INSTRUCTIONS FOR THE TASK —
Repeat the entries below exactly as they appear, with no pictures.

** Begin **

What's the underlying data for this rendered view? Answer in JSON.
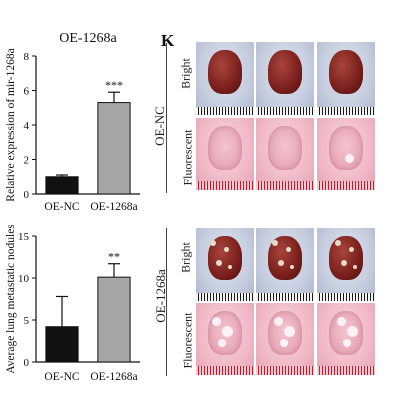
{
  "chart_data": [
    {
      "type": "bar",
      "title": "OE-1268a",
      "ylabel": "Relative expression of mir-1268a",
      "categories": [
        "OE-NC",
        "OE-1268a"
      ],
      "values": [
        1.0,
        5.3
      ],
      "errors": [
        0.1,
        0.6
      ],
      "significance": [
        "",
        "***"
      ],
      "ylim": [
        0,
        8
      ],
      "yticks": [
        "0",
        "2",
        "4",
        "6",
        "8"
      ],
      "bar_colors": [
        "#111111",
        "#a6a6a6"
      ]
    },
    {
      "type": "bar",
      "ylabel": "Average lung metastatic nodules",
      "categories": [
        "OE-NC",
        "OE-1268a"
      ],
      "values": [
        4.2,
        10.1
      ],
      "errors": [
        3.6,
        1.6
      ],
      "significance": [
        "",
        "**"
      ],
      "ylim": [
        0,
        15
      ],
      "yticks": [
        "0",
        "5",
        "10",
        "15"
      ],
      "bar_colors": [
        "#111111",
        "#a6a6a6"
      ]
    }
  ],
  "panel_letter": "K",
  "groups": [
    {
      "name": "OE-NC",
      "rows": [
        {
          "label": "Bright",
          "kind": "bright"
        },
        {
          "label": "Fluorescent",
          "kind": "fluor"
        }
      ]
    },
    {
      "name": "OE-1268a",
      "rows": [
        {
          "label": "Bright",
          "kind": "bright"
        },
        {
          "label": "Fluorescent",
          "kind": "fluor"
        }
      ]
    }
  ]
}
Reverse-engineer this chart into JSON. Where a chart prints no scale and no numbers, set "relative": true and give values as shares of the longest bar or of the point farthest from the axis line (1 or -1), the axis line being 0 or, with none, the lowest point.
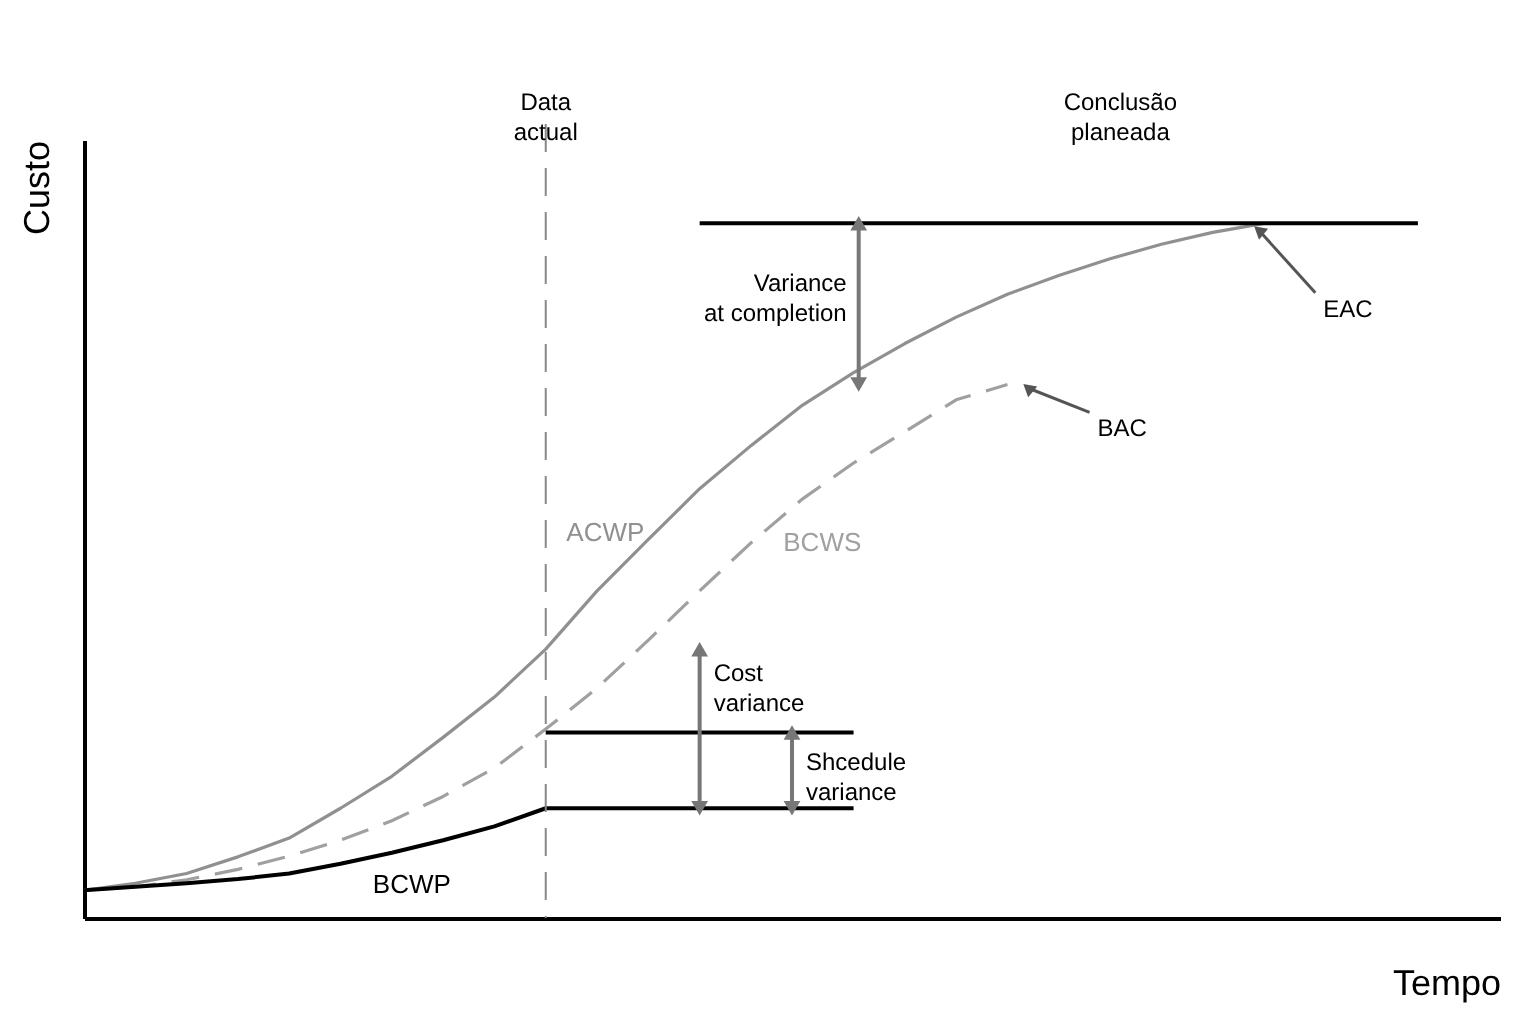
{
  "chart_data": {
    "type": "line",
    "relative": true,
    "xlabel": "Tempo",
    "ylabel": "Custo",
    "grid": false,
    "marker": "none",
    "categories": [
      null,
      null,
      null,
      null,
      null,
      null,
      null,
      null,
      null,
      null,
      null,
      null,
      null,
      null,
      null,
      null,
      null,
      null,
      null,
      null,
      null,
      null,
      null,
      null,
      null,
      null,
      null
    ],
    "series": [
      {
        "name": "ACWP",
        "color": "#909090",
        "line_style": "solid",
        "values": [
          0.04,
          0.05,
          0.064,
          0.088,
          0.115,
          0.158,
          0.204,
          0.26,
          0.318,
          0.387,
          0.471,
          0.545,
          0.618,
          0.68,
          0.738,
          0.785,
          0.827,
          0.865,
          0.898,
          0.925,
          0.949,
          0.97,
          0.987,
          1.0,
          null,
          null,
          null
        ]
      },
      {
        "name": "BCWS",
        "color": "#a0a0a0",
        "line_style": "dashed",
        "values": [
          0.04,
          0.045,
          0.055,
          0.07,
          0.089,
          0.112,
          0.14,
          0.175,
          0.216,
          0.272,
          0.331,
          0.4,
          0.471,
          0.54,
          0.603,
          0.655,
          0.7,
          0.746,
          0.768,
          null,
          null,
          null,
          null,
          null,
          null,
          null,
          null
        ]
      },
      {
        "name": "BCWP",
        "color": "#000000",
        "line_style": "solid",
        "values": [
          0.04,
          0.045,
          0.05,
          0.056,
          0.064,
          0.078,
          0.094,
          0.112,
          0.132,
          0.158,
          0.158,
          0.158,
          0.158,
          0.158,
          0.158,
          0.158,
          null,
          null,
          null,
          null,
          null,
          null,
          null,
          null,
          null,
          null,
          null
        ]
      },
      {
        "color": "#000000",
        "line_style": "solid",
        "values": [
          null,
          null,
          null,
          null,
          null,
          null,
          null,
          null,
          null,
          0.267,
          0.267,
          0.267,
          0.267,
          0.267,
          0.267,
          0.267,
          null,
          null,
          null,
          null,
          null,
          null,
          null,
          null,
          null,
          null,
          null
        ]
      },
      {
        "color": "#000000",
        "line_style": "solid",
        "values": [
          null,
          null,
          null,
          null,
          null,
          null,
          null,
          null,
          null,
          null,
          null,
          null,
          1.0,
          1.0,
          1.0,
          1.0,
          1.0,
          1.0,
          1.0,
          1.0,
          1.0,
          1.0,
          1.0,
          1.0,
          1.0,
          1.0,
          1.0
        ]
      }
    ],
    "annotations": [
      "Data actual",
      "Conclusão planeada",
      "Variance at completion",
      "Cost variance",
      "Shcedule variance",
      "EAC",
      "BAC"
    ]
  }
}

** End **

TASK OUTPUT —
What's the underlying data for this rendered view? Answer in JSON.
{
  "chart_data": [
    {
      "type": "bar",
      "title": "OE-1268a",
      "ylabel": "Relative expression of mir-1268a",
      "categories": [
        "OE-NC",
        "OE-1268a"
      ],
      "values": [
        1.0,
        5.3
      ],
      "errors": [
        0.1,
        0.6
      ],
      "significance": [
        "",
        "***"
      ],
      "ylim": [
        0,
        8
      ],
      "yticks": [
        "0",
        "2",
        "4",
        "6",
        "8"
      ],
      "bar_colors": [
        "#111111",
        "#a6a6a6"
      ]
    },
    {
      "type": "bar",
      "ylabel": "Average lung metastatic nodules",
      "categories": [
        "OE-NC",
        "OE-1268a"
      ],
      "values": [
        4.2,
        10.1
      ],
      "errors": [
        3.6,
        1.6
      ],
      "significance": [
        "",
        "**"
      ],
      "ylim": [
        0,
        15
      ],
      "yticks": [
        "0",
        "5",
        "10",
        "15"
      ],
      "bar_colors": [
        "#111111",
        "#a6a6a6"
      ]
    }
  ],
  "panel_letter": "K",
  "groups": [
    {
      "name": "OE-NC",
      "rows": [
        {
          "label": "Bright",
          "kind": "bright"
        },
        {
          "label": "Fluorescent",
          "kind": "fluor"
        }
      ]
    },
    {
      "name": "OE-1268a",
      "rows": [
        {
          "label": "Bright",
          "kind": "bright"
        },
        {
          "label": "Fluorescent",
          "kind": "fluor"
        }
      ]
    }
  ]
}
Reverse-engineer this chart into JSON. Where a chart prints no scale and no numbers, set "relative": true and give values as shares of the longest bar or of the point farthest from the axis line (1 or -1), the axis line being 0 or, with none, the lowest point.
{
  "chart_data": {
    "type": "line",
    "relative": true,
    "xlabel": "Tempo",
    "ylabel": "Custo",
    "grid": false,
    "marker": "none",
    "categories": [
      null,
      null,
      null,
      null,
      null,
      null,
      null,
      null,
      null,
      null,
      null,
      null,
      null,
      null,
      null,
      null,
      null,
      null,
      null,
      null,
      null,
      null,
      null,
      null,
      null,
      null,
      null
    ],
    "series": [
      {
        "name": "ACWP",
        "color": "#909090",
        "line_style": "solid",
        "values": [
          0.04,
          0.05,
          0.064,
          0.088,
          0.115,
          0.158,
          0.204,
          0.26,
          0.318,
          0.387,
          0.471,
          0.545,
          0.618,
          0.68,
          0.738,
          0.785,
          0.827,
          0.865,
          0.898,
          0.925,
          0.949,
          0.97,
          0.987,
          1.0,
          null,
          null,
          null
        ]
      },
      {
        "name": "BCWS",
        "color": "#a0a0a0",
        "line_style": "dashed",
        "values": [
          0.04,
          0.045,
          0.055,
          0.07,
          0.089,
          0.112,
          0.14,
          0.175,
          0.216,
          0.272,
          0.331,
          0.4,
          0.471,
          0.54,
          0.603,
          0.655,
          0.7,
          0.746,
          0.768,
          null,
          null,
          null,
          null,
          null,
          null,
          null,
          null
        ]
      },
      {
        "name": "BCWP",
        "color": "#000000",
        "line_style": "solid",
        "values": [
          0.04,
          0.045,
          0.05,
          0.056,
          0.064,
          0.078,
          0.094,
          0.112,
          0.132,
          0.158,
          0.158,
          0.158,
          0.158,
          0.158,
          0.158,
          0.158,
          null,
          null,
          null,
          null,
          null,
          null,
          null,
          null,
          null,
          null,
          null
        ]
      },
      {
        "color": "#000000",
        "line_style": "solid",
        "values": [
          null,
          null,
          null,
          null,
          null,
          null,
          null,
          null,
          null,
          0.267,
          0.267,
          0.267,
          0.267,
          0.267,
          0.267,
          0.267,
          null,
          null,
          null,
          null,
          null,
          null,
          null,
          null,
          null,
          null,
          null
        ]
      },
      {
        "color": "#000000",
        "line_style": "solid",
        "values": [
          null,
          null,
          null,
          null,
          null,
          null,
          null,
          null,
          null,
          null,
          null,
          null,
          1.0,
          1.0,
          1.0,
          1.0,
          1.0,
          1.0,
          1.0,
          1.0,
          1.0,
          1.0,
          1.0,
          1.0,
          1.0,
          1.0,
          1.0
        ]
      }
    ],
    "annotations": [
      "Data actual",
      "Conclusão planeada",
      "Variance at completion",
      "Cost variance",
      "Shcedule variance",
      "EAC",
      "BAC"
    ]
  }
}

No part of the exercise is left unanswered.